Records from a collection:
## begin

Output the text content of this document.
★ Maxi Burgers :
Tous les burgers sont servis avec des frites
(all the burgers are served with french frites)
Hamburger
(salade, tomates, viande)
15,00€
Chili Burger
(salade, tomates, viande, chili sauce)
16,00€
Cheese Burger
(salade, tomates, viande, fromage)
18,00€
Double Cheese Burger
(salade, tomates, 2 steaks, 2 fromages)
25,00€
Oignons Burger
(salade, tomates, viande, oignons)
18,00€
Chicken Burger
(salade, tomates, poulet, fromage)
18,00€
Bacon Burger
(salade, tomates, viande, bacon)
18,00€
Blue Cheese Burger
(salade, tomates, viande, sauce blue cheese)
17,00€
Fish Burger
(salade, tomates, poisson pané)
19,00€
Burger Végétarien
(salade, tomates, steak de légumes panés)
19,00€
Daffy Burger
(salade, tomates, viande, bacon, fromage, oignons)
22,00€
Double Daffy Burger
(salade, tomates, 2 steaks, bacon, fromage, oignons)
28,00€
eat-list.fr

## end

TO BE DONE:
The records above should all be quoted exactly, please.

RESULT OF THE EXERCISE:
Output the text content of this document.
★ Maxi Burgers :
Tous les burgers sont servis avec des frites
(all the burgers are served with french frites)
Hamburger
(salade, tomates, viande)
15,00€
Chili Burger
(salade, tomates, viande, chili sauce)
16,00€
Cheese Burger
(salade, tomates, viande, fromage)
18,00€
Double Cheese Burger
(salade, tomates, 2 steaks, 2 fromages)
25,00€
Oignons Burger
(salade, tomates, viande, oignons)
18,00€
Chicken Burger
(salade, tomates, poulet, fromage)
18,00€
Bacon Burger
(salade, tomates, viande, bacon)
18,00€
Blue Cheese Burger
(salade, tomates, viande, sauce blue cheese)
17,00€
Fish Burger
(salade, tomates, poisson pané)
19,00€
Burger Végétarien
(salade, tomates, steak de légumes panés)
19,00€
Daffy Burger
(salade, tomates, viande, bacon, fromage, oignons)
22,00€
Double Daffy Burger
(salade, tomates, 2 steaks, bacon, fromage, oignons)
28,00€
eat-list.fr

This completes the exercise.